* STATED TASK: Pick out each line with the word "grid" from the material that follows.

___ MATERIAL FOR THE TASK ___

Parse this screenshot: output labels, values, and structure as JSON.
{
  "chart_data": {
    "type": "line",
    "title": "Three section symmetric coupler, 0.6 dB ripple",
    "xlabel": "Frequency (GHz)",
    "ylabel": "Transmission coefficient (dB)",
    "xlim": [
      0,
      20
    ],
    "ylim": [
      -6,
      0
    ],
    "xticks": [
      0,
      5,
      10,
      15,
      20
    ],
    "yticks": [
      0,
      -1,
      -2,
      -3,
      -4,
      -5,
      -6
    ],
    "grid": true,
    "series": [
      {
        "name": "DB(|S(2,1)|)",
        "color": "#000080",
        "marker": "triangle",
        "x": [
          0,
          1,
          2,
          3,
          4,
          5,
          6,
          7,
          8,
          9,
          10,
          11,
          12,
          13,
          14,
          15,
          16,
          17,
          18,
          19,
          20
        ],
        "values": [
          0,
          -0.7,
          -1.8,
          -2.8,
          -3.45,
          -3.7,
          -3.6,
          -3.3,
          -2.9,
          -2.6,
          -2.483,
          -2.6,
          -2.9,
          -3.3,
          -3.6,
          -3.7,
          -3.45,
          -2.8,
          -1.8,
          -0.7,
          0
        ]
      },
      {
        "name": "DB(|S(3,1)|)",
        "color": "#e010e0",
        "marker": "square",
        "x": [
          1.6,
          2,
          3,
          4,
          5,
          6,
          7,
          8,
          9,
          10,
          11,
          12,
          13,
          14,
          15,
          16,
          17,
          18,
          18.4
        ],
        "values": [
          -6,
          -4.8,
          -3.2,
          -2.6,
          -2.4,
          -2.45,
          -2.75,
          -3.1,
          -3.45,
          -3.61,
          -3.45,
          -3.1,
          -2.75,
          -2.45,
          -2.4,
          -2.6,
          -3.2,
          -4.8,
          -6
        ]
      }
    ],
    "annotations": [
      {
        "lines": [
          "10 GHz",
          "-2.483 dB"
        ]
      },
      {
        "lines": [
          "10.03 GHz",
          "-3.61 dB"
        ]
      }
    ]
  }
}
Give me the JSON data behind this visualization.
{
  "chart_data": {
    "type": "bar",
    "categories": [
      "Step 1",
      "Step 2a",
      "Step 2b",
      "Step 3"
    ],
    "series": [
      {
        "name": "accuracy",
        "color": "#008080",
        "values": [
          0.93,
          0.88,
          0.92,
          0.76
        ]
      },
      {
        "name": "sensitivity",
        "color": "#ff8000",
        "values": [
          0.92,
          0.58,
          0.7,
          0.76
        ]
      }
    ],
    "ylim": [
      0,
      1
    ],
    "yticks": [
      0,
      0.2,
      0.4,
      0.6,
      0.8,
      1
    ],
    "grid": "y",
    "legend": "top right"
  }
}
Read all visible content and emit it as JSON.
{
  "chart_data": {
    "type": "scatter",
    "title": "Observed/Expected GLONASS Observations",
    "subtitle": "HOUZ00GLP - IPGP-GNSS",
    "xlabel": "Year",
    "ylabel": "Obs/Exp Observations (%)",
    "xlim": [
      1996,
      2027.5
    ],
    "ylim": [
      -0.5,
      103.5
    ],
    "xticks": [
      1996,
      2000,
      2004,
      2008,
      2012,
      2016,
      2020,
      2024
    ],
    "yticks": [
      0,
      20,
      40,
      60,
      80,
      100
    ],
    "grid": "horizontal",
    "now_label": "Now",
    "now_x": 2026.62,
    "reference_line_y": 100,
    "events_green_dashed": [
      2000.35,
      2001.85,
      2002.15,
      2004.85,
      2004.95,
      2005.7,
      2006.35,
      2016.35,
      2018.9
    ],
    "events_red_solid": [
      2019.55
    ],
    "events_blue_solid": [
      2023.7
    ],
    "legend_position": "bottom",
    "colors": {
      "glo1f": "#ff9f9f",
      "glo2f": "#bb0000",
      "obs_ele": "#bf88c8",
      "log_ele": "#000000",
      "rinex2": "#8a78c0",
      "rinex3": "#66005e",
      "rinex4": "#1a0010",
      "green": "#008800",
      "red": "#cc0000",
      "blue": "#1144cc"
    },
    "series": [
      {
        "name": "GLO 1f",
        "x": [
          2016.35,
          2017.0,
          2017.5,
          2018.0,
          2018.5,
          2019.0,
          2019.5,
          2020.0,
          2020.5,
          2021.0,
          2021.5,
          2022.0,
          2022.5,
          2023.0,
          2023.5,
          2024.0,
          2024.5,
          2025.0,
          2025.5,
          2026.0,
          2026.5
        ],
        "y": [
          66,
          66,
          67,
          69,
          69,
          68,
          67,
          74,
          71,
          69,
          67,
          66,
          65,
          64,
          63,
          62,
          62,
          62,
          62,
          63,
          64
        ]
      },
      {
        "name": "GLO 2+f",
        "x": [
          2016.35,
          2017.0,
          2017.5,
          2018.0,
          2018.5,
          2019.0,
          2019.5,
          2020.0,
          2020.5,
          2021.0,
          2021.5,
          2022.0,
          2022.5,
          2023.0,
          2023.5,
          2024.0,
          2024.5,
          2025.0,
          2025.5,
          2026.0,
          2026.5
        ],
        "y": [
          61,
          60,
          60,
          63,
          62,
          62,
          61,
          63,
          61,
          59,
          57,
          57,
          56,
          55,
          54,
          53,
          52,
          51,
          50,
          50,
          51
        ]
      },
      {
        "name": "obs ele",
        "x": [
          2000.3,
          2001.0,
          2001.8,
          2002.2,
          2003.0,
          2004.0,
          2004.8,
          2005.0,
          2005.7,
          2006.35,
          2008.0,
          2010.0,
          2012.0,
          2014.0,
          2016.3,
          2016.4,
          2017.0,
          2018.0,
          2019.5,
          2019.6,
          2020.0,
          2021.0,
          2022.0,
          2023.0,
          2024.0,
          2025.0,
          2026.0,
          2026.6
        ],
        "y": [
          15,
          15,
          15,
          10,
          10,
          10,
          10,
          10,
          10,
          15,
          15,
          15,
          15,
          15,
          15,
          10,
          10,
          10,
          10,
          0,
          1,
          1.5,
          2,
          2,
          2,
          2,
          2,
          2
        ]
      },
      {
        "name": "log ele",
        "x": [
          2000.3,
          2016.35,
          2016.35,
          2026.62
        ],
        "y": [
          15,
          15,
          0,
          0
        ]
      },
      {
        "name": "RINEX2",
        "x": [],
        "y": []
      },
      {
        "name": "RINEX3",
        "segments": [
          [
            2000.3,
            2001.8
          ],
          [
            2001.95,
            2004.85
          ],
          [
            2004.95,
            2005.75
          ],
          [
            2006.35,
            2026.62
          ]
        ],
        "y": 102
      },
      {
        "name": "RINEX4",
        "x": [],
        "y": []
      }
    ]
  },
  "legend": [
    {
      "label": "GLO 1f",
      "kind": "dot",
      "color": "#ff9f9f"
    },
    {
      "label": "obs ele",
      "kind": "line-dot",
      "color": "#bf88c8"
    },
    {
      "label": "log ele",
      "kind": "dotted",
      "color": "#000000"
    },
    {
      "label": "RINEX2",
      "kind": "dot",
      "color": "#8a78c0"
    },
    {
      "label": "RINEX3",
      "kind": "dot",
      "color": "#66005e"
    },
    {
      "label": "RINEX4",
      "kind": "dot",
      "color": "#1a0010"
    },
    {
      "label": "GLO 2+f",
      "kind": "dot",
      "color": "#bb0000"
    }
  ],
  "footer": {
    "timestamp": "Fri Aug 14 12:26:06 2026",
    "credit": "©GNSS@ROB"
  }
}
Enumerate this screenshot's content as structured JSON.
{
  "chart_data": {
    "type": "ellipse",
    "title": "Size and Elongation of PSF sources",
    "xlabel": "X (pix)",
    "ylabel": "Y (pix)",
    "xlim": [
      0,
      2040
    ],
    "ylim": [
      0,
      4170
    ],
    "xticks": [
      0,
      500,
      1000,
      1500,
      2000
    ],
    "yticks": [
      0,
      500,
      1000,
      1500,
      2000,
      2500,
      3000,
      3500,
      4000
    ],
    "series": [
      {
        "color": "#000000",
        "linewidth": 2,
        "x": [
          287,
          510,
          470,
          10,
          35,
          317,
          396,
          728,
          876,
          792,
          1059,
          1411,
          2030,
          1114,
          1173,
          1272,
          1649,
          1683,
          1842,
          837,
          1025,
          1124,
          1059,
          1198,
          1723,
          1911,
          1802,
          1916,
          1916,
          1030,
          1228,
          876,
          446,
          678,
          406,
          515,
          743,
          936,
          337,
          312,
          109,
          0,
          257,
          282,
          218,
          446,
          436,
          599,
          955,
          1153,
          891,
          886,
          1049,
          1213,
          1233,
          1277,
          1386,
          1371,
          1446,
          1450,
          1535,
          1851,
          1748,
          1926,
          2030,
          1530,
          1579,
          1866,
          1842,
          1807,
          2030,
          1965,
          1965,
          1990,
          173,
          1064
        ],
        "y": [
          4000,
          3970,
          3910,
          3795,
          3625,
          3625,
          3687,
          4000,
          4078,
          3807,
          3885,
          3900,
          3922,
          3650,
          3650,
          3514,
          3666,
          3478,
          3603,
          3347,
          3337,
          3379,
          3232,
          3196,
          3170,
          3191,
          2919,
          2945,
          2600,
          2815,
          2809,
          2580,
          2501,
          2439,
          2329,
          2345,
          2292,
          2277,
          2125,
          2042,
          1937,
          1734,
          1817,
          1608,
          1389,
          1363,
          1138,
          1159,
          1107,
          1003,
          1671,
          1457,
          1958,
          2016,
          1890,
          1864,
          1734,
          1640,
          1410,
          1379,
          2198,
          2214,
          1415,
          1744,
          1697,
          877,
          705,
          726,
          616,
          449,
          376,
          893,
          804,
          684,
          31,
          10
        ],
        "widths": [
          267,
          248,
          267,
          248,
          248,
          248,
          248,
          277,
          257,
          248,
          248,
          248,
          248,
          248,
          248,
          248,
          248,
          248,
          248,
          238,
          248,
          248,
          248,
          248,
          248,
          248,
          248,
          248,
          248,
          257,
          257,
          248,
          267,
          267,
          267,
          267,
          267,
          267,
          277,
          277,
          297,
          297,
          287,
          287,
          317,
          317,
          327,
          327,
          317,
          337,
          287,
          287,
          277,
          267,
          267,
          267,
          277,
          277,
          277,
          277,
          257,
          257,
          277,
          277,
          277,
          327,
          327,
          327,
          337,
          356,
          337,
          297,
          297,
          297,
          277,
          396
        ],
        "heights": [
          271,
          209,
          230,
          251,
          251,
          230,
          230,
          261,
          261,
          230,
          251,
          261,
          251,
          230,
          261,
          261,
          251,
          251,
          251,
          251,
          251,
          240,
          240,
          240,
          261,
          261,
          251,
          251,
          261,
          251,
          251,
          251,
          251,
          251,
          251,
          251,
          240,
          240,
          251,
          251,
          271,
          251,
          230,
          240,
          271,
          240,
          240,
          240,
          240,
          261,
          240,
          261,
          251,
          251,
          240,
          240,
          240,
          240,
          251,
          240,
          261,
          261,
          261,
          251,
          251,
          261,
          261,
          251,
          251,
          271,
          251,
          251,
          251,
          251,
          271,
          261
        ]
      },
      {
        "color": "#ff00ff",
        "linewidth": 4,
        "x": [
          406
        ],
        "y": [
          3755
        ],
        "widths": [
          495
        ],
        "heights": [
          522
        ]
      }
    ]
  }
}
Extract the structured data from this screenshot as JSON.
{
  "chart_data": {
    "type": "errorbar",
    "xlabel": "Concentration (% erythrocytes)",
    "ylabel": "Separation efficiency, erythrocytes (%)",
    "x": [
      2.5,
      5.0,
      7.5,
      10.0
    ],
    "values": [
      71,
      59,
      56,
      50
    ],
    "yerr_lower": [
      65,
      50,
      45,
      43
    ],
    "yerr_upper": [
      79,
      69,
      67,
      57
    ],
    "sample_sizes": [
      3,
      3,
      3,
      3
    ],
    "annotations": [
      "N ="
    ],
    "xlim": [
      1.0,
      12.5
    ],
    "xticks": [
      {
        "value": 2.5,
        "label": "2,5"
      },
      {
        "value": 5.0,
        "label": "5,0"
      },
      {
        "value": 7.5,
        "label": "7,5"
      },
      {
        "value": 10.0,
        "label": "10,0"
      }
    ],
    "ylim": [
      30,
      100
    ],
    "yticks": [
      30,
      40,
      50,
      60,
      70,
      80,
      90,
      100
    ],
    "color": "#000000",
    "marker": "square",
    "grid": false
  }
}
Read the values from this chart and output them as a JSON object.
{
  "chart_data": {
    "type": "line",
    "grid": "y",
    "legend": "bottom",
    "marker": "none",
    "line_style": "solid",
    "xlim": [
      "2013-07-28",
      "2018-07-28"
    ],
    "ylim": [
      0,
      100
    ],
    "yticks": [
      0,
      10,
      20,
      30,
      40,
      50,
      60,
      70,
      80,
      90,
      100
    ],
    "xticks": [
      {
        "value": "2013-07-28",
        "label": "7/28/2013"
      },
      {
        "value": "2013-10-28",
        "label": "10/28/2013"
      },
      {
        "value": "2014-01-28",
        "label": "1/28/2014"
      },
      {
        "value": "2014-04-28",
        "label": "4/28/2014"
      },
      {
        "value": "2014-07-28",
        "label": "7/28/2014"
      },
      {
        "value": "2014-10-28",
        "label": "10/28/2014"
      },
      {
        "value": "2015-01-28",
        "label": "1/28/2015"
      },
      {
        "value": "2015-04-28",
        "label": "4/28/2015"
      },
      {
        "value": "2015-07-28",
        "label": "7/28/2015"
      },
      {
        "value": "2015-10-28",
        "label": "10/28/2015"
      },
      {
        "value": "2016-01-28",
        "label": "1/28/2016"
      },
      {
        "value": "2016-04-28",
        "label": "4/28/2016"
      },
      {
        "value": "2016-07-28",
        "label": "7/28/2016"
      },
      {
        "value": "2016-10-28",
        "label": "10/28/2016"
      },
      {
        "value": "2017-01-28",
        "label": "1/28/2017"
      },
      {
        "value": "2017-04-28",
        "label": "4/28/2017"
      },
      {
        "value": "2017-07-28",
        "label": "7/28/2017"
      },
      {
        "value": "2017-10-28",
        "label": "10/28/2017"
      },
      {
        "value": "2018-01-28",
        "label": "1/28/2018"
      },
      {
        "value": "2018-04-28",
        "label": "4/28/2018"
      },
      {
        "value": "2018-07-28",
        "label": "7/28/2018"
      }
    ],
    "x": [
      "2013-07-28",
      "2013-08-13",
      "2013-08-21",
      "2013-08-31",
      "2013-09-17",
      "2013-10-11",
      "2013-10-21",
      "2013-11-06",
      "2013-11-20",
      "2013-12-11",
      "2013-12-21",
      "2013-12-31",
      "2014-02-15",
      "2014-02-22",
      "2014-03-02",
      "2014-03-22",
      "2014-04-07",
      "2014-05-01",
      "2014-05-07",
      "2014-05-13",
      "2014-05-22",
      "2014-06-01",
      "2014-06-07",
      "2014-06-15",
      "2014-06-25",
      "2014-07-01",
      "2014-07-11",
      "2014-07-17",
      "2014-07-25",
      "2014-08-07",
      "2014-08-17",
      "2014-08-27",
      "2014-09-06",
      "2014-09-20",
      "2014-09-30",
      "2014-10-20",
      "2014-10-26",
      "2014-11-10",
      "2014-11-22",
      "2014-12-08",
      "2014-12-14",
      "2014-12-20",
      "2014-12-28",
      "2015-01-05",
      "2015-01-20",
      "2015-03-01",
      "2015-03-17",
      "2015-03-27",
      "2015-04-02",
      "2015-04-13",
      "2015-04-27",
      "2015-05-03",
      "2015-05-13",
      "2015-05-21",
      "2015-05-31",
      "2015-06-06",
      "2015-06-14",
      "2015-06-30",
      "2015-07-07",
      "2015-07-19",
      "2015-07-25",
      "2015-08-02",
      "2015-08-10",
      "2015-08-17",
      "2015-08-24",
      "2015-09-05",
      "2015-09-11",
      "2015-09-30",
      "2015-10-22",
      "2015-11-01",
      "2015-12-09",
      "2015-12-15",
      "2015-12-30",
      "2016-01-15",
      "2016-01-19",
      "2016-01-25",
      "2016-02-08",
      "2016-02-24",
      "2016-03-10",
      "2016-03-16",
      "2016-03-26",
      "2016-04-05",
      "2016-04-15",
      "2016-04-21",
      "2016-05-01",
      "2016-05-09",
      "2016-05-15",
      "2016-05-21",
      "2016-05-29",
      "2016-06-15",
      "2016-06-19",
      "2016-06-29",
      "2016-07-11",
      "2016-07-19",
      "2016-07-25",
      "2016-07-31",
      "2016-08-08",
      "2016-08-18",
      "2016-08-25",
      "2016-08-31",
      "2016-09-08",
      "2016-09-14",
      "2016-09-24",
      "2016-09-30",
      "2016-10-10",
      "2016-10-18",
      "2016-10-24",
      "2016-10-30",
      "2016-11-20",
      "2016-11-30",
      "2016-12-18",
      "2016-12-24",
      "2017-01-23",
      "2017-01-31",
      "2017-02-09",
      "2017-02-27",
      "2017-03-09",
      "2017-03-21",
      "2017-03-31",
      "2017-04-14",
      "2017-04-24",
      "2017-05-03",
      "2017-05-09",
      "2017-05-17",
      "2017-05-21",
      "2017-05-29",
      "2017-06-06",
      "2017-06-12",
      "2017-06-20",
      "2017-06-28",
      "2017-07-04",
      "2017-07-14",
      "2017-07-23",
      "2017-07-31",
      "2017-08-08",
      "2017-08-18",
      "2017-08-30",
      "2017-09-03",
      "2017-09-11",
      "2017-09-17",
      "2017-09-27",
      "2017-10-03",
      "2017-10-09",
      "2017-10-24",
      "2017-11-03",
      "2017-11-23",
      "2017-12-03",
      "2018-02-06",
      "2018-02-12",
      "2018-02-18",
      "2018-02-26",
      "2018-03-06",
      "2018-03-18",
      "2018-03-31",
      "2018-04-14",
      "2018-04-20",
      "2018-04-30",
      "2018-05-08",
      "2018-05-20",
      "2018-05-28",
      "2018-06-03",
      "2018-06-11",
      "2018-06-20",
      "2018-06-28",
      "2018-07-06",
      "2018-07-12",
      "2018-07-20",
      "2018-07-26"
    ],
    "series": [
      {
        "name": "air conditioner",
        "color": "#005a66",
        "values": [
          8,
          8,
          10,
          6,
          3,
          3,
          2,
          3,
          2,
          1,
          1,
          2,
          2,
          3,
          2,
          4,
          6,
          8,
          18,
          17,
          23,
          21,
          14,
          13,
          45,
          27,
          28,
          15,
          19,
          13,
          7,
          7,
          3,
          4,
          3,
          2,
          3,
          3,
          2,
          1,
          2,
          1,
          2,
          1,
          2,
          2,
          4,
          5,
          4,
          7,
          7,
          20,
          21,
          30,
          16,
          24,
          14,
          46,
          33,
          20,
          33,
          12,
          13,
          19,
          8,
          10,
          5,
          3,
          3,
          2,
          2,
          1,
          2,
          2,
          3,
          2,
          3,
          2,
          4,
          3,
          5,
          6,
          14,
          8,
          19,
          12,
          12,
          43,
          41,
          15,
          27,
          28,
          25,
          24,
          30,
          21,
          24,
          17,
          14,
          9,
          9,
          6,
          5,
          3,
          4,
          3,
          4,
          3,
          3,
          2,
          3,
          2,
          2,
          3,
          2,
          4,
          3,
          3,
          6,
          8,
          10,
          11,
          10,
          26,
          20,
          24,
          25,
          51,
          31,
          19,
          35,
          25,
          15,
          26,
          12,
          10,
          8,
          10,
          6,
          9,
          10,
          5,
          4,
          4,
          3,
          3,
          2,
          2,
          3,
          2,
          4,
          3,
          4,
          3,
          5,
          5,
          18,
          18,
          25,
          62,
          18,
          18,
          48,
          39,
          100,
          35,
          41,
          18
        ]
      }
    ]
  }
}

___

* TASK ANSWER:
    "grid": true,
    "grid": "y",
    "grid": "horizontal",
    "grid": false
    "grid": "y",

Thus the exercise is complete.